• **THE TASK**:
Each entry below is to be transcribed exactly.

• **RECORDS TO USE**:
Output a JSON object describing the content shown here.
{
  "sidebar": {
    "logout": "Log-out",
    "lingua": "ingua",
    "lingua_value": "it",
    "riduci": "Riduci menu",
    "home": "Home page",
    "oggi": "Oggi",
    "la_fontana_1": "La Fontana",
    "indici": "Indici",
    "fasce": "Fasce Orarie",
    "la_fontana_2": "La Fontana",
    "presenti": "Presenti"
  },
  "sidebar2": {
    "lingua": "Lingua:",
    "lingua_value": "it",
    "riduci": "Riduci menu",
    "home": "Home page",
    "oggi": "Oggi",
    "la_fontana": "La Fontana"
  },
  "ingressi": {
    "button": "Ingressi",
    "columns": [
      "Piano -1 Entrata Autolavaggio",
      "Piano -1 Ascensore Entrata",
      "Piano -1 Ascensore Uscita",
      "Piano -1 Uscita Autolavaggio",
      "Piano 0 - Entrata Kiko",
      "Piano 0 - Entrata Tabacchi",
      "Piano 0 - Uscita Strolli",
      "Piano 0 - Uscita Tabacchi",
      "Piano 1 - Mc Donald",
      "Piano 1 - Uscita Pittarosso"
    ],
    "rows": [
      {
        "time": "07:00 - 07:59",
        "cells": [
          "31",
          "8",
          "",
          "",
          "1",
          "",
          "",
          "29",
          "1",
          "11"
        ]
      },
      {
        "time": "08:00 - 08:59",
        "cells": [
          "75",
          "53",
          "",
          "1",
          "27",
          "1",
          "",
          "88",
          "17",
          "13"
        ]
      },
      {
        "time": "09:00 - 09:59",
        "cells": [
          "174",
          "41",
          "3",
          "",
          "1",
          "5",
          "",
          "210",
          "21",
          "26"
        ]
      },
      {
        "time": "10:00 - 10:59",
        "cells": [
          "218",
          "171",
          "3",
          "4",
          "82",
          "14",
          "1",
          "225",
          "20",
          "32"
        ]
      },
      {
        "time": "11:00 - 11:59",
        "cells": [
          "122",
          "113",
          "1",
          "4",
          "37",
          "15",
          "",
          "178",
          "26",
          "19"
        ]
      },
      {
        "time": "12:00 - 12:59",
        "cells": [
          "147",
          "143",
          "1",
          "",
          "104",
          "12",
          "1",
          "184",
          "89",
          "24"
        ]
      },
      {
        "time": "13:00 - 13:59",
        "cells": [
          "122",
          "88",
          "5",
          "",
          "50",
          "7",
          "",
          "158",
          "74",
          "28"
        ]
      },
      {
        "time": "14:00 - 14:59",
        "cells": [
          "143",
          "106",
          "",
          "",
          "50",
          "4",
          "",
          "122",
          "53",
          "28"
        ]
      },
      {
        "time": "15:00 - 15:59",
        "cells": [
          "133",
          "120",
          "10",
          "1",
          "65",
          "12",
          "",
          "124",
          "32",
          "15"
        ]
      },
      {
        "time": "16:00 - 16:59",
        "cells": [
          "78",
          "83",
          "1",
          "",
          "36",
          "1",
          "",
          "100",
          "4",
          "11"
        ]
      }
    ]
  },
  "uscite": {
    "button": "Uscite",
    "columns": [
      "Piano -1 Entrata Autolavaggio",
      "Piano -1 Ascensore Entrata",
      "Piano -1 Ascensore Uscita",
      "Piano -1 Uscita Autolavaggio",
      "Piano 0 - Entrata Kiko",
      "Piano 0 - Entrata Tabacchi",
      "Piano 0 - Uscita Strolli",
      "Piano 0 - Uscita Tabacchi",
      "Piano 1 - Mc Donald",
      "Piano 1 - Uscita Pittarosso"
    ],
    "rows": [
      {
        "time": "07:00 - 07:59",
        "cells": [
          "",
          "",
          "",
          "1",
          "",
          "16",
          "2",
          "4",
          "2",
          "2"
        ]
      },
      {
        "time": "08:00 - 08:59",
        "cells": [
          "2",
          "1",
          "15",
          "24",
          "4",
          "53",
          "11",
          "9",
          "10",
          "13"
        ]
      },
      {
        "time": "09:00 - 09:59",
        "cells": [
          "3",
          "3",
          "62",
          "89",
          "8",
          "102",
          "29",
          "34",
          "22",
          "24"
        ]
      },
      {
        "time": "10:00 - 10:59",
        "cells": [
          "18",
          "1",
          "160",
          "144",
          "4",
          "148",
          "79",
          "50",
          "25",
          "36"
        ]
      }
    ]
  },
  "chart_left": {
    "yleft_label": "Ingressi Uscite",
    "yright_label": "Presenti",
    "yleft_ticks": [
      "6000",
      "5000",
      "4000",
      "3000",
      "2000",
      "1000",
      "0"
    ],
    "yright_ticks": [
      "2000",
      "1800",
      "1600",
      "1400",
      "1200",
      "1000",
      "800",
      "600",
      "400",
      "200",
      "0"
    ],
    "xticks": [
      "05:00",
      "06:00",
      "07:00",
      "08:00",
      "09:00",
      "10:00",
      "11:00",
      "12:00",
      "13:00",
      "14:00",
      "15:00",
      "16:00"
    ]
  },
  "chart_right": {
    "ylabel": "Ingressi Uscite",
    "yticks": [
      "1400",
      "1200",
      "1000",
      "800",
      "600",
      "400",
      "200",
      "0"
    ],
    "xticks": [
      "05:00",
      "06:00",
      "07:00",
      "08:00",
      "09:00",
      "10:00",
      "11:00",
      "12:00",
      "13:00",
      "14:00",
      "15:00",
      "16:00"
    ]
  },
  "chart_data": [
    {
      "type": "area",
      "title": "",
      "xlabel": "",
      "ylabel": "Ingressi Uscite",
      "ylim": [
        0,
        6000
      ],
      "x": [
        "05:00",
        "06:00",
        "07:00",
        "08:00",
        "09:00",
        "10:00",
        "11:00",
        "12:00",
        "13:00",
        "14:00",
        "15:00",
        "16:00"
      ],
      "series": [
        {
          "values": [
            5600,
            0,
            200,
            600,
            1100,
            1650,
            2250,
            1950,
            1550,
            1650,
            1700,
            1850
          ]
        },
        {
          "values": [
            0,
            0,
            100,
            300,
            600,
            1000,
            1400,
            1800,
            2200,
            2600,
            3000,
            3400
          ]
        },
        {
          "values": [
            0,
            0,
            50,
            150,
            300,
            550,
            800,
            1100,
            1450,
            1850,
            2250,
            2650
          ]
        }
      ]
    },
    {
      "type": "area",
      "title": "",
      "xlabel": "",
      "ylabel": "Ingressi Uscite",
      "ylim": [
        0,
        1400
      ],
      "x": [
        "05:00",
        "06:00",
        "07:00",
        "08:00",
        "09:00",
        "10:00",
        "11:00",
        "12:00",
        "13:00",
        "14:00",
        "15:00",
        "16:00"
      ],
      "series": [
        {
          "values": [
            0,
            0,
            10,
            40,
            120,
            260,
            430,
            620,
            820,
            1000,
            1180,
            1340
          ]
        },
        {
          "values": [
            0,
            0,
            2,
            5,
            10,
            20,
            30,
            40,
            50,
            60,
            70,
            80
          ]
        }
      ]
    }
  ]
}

• **TASK RESPONSE**:
Output a JSON object describing the content shown here.
{
  "sidebar": {
    "logout": "Log-out",
    "lingua": "ingua",
    "lingua_value": "it",
    "riduci": "Riduci menu",
    "home": "Home page",
    "oggi": "Oggi",
    "la_fontana_1": "La Fontana",
    "indici": "Indici",
    "fasce": "Fasce Orarie",
    "la_fontana_2": "La Fontana",
    "presenti": "Presenti"
  },
  "sidebar2": {
    "lingua": "Lingua:",
    "lingua_value": "it",
    "riduci": "Riduci menu",
    "home": "Home page",
    "oggi": "Oggi",
    "la_fontana": "La Fontana"
  },
  "ingressi": {
    "button": "Ingressi",
    "columns": [
      "Piano -1 Entrata Autolavaggio",
      "Piano -1 Ascensore Entrata",
      "Piano -1 Ascensore Uscita",
      "Piano -1 Uscita Autolavaggio",
      "Piano 0 - Entrata Kiko",
      "Piano 0 - Entrata Tabacchi",
      "Piano 0 - Uscita Strolli",
      "Piano 0 - Uscita Tabacchi",
      "Piano 1 - Mc Donald",
      "Piano 1 - Uscita Pittarosso"
    ],
    "rows": [
      {
        "time": "07:00 - 07:59",
        "cells": [
          "31",
          "8",
          "",
          "",
          "1",
          "",
          "",
          "29",
          "1",
          "11"
        ]
      },
      {
        "time": "08:00 - 08:59",
        "cells": [
          "75",
          "53",
          "",
          "1",
          "27",
          "1",
          "",
          "88",
          "17",
          "13"
        ]
      },
      {
        "time": "09:00 - 09:59",
        "cells": [
          "174",
          "41",
          "3",
          "",
          "1",
          "5",
          "",
          "210",
          "21",
          "26"
        ]
      },
      {
        "time": "10:00 - 10:59",
        "cells": [
          "218",
          "171",
          "3",
          "4",
          "82",
          "14",
          "1",
          "225",
          "20",
          "32"
        ]
      },
      {
        "time": "11:00 - 11:59",
        "cells": [
          "122",
          "113",
          "1",
          "4",
          "37",
          "15",
          "",
          "178",
          "26",
          "19"
        ]
      },
      {
        "time": "12:00 - 12:59",
        "cells": [
          "147",
          "143",
          "1",
          "",
          "104",
          "12",
          "1",
          "184",
          "89",
          "24"
        ]
      },
      {
        "time": "13:00 - 13:59",
        "cells": [
          "122",
          "88",
          "5",
          "",
          "50",
          "7",
          "",
          "158",
          "74",
          "28"
        ]
      },
      {
        "time": "14:00 - 14:59",
        "cells": [
          "143",
          "106",
          "",
          "",
          "50",
          "4",
          "",
          "122",
          "53",
          "28"
        ]
      },
      {
        "time": "15:00 - 15:59",
        "cells": [
          "133",
          "120",
          "10",
          "1",
          "65",
          "12",
          "",
          "124",
          "32",
          "15"
        ]
      },
      {
        "time": "16:00 - 16:59",
        "cells": [
          "78",
          "83",
          "1",
          "",
          "36",
          "1",
          "",
          "100",
          "4",
          "11"
        ]
      }
    ]
  },
  "uscite": {
    "button": "Uscite",
    "columns": [
      "Piano -1 Entrata Autolavaggio",
      "Piano -1 Ascensore Entrata",
      "Piano -1 Ascensore Uscita",
      "Piano -1 Uscita Autolavaggio",
      "Piano 0 - Entrata Kiko",
      "Piano 0 - Entrata Tabacchi",
      "Piano 0 - Uscita Strolli",
      "Piano 0 - Uscita Tabacchi",
      "Piano 1 - Mc Donald",
      "Piano 1 - Uscita Pittarosso"
    ],
    "rows": [
      {
        "time": "07:00 - 07:59",
        "cells": [
          "",
          "",
          "",
          "1",
          "",
          "16",
          "2",
          "4",
          "2",
          "2"
        ]
      },
      {
        "time": "08:00 - 08:59",
        "cells": [
          "2",
          "1",
          "15",
          "24",
          "4",
          "53",
          "11",
          "9",
          "10",
          "13"
        ]
      },
      {
        "time": "09:00 - 09:59",
        "cells": [
          "3",
          "3",
          "62",
          "89",
          "8",
          "102",
          "29",
          "34",
          "22",
          "24"
        ]
      },
      {
        "time": "10:00 - 10:59",
        "cells": [
          "18",
          "1",
          "160",
          "144",
          "4",
          "148",
          "79",
          "50",
          "25",
          "36"
        ]
      }
    ]
  },
  "chart_left": {
    "yleft_label": "Ingressi Uscite",
    "yright_label": "Presenti",
    "yleft_ticks": [
      "6000",
      "5000",
      "4000",
      "3000",
      "2000",
      "1000",
      "0"
    ],
    "yright_ticks": [
      "2000",
      "1800",
      "1600",
      "1400",
      "1200",
      "1000",
      "800",
      "600",
      "400",
      "200",
      "0"
    ],
    "xticks": [
      "05:00",
      "06:00",
      "07:00",
      "08:00",
      "09:00",
      "10:00",
      "11:00",
      "12:00",
      "13:00",
      "14:00",
      "15:00",
      "16:00"
    ]
  },
  "chart_right": {
    "ylabel": "Ingressi Uscite",
    "yticks": [
      "1400",
      "1200",
      "1000",
      "800",
      "600",
      "400",
      "200",
      "0"
    ],
    "xticks": [
      "05:00",
      "06:00",
      "07:00",
      "08:00",
      "09:00",
      "10:00",
      "11:00",
      "12:00",
      "13:00",
      "14:00",
      "15:00",
      "16:00"
    ]
  },
  "chart_data": [
    {
      "type": "area",
      "title": "",
      "xlabel": "",
      "ylabel": "Ingressi Uscite",
      "ylim": [
        0,
        6000
      ],
      "x": [
        "05:00",
        "06:00",
        "07:00",
        "08:00",
        "09:00",
        "10:00",
        "11:00",
        "12:00",
        "13:00",
        "14:00",
        "15:00",
        "16:00"
      ],
      "series": [
        {
          "values": [
            5600,
            0,
            200,
            600,
            1100,
            1650,
            2250,
            1950,
            1550,
            1650,
            1700,
            1850
          ]
        },
        {
          "values": [
            0,
            0,
            100,
            300,
            600,
            1000,
            1400,
            1800,
            2200,
            2600,
            3000,
            3400
          ]
        },
        {
          "values": [
            0,
            0,
            50,
            150,
            300,
            550,
            800,
            1100,
            1450,
            1850,
            2250,
            2650
          ]
        }
      ]
    },
    {
      "type": "area",
      "title": "",
      "xlabel": "",
      "ylabel": "Ingressi Uscite",
      "ylim": [
        0,
        1400
      ],
      "x": [
        "05:00",
        "06:00",
        "07:00",
        "08:00",
        "09:00",
        "10:00",
        "11:00",
        "12:00",
        "13:00",
        "14:00",
        "15:00",
        "16:00"
      ],
      "series": [
        {
          "values": [
            0,
            0,
            10,
            40,
            120,
            260,
            430,
            620,
            820,
            1000,
            1180,
            1340
          ]
        },
        {
          "values": [
            0,
            0,
            2,
            5,
            10,
            20,
            30,
            40,
            50,
            60,
            70,
            80
          ]
        }
      ]
    }
  ]
}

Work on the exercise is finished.